WHAT IS EXPECTED: List every line in this data where the string "поддержки" occurs.

◆ ◆ ◆

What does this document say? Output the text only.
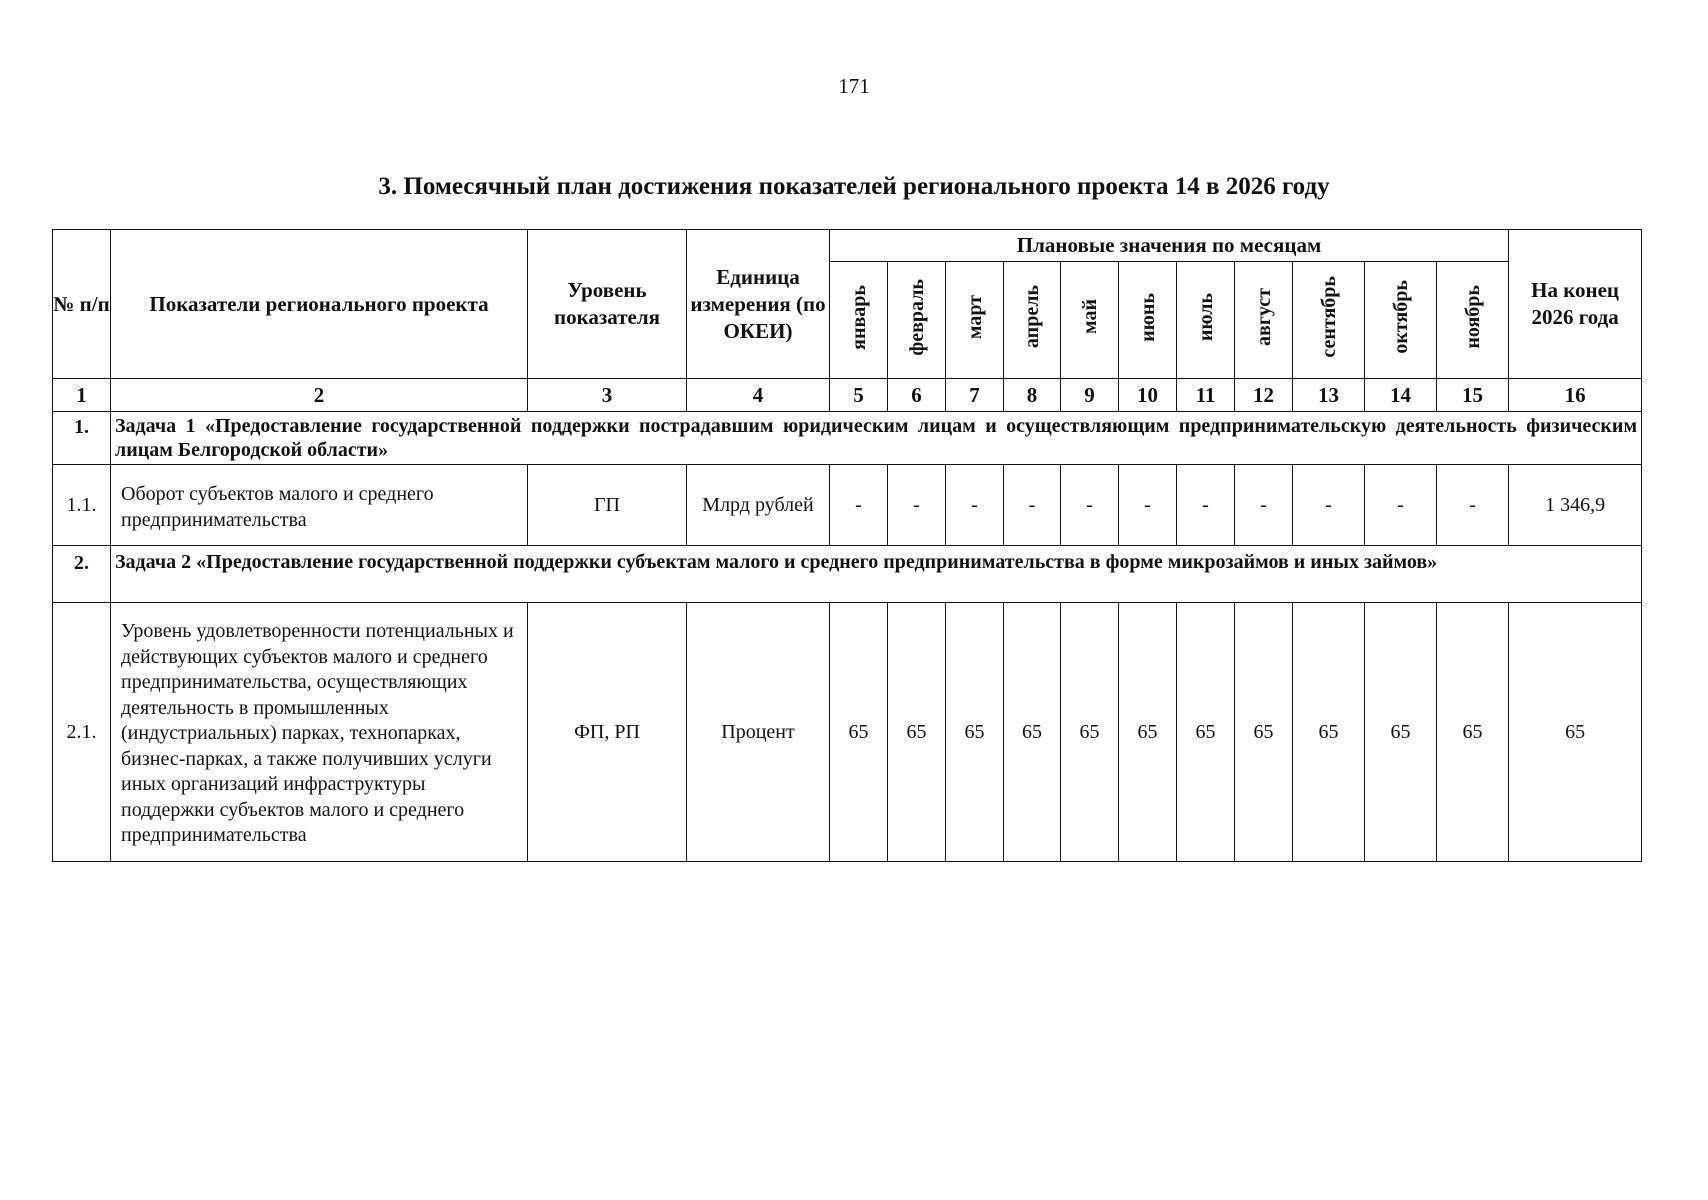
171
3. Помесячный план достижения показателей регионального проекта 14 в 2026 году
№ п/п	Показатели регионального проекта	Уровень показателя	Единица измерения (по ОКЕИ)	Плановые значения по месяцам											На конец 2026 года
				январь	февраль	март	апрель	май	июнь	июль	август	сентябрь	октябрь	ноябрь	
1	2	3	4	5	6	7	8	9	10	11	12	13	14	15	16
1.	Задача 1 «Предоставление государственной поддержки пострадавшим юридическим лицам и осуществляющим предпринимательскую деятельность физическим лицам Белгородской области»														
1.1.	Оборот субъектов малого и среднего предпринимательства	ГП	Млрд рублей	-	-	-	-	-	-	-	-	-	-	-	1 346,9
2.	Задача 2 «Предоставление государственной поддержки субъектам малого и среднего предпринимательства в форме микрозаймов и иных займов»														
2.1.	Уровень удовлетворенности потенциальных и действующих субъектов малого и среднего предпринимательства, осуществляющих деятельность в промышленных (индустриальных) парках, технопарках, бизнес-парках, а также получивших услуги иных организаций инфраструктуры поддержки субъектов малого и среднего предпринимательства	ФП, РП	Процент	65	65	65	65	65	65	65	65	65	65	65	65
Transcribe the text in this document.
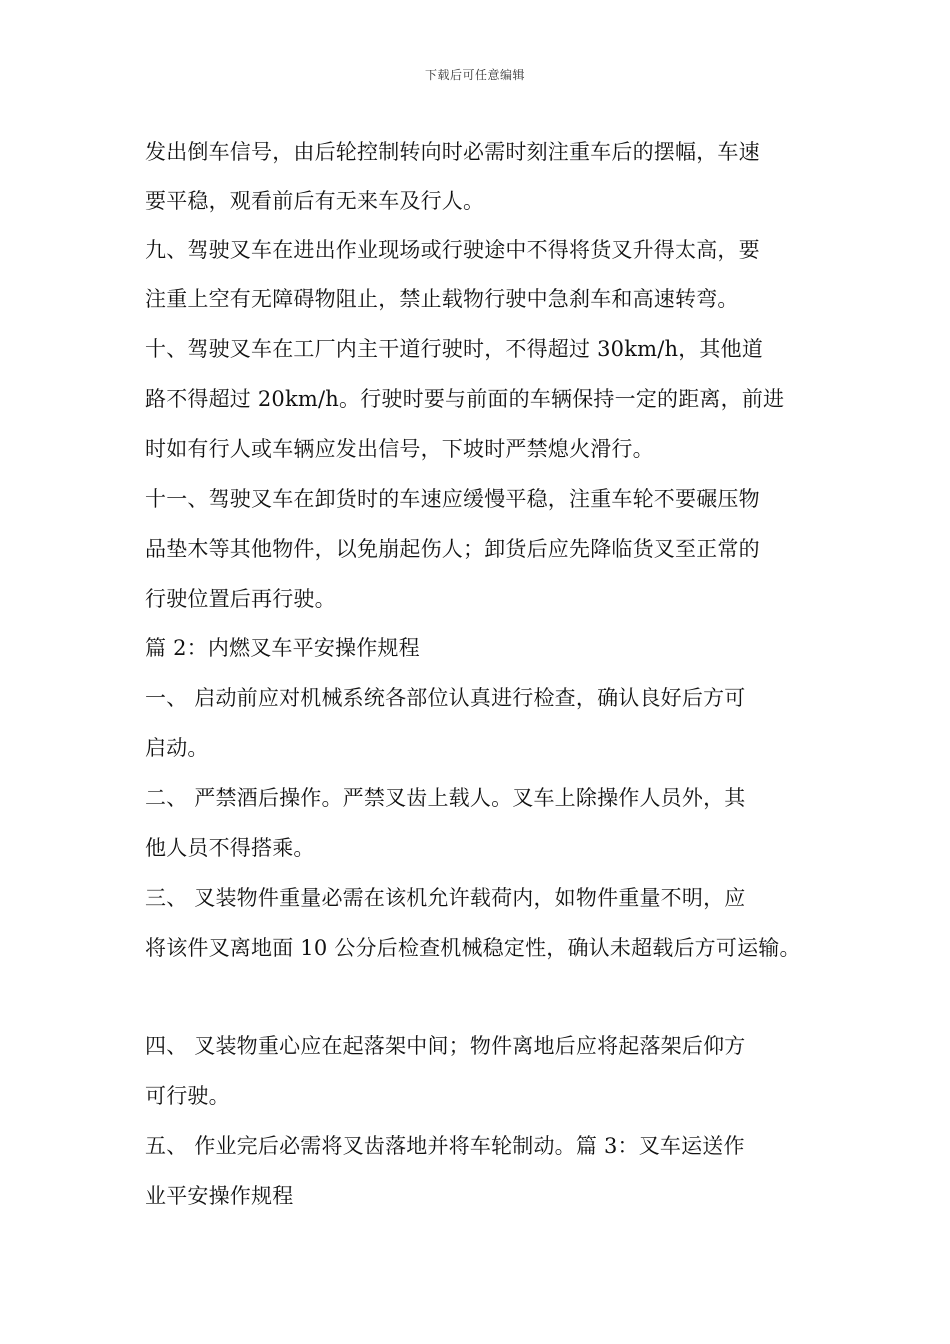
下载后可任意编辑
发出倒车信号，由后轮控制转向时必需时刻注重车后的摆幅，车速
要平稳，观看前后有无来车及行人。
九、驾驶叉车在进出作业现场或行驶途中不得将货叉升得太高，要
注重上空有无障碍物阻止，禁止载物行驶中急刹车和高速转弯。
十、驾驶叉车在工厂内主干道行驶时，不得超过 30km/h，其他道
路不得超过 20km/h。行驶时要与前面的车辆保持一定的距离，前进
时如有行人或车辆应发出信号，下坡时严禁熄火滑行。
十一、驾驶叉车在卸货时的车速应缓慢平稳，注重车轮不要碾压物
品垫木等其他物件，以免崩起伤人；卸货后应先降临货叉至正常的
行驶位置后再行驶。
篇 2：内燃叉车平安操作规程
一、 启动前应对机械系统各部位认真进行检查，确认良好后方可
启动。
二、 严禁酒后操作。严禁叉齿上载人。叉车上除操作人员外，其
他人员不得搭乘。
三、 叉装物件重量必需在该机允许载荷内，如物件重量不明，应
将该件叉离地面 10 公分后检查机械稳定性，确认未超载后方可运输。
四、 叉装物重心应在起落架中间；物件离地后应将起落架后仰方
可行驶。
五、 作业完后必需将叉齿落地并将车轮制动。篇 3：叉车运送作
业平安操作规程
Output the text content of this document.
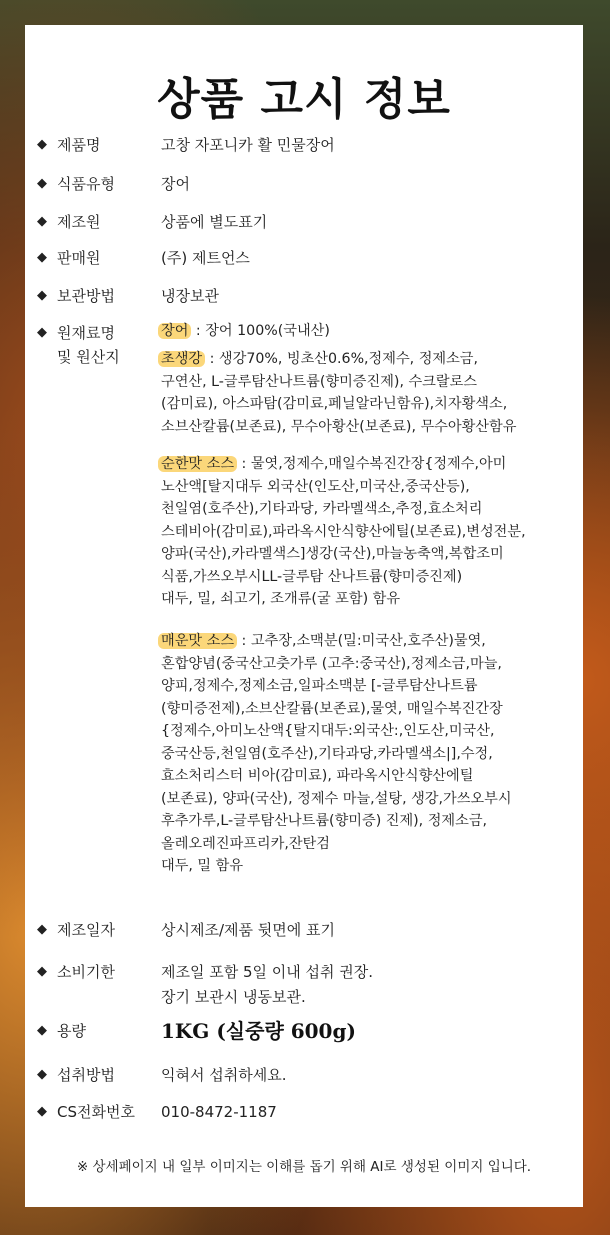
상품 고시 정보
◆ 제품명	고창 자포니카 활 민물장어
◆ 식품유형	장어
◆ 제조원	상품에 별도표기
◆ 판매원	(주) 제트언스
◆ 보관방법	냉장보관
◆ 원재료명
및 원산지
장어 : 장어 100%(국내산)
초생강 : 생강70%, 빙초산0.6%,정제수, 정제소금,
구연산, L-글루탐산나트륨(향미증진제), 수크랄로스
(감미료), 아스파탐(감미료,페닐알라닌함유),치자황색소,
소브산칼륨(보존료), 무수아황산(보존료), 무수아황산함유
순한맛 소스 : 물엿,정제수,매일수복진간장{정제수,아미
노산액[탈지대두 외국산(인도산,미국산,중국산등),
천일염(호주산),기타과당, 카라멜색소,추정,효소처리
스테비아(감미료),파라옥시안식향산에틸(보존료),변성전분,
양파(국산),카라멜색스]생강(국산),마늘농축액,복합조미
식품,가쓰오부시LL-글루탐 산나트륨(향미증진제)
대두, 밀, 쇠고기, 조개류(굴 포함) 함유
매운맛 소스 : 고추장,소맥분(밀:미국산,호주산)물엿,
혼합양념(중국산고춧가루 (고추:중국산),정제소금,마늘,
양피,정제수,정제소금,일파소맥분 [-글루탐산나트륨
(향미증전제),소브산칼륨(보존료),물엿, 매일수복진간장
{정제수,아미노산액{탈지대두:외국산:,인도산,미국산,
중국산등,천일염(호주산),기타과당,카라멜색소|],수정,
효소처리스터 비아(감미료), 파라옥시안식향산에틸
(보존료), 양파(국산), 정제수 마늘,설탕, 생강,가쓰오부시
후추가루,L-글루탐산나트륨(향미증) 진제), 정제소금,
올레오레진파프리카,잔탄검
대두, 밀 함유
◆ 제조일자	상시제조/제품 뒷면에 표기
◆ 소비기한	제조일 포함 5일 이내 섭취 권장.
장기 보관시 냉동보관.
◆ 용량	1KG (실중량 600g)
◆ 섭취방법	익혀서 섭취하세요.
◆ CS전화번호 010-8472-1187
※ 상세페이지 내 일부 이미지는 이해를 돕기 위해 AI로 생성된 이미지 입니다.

◆ ◆ ◆

RESULT OF THE TASK:
1.	Задача 1 «Предоставление государственной поддержки пострадавшим юридическим лицам и осуществляющим предпринимательскую деятельность физическим лицам Белгородской области»														
2.	Задача 2 «Предоставление государственной поддержки субъектам малого и среднего предпринимательства в форме микрозаймов и иных займов»														
2.1.	Уровень удовлетворенности потенциальных и действующих субъектов малого и среднего предпринимательства, осуществляющих деятельность в промышленных (индустриальных) парках, технопарках, бизнес-парках, а также получивших услуги иных организаций инфраструктуры поддержки субъектов малого и среднего предпринимательства	ФП, РП	Процент	65	65	65	65	65	65	65	65	65	65	65	65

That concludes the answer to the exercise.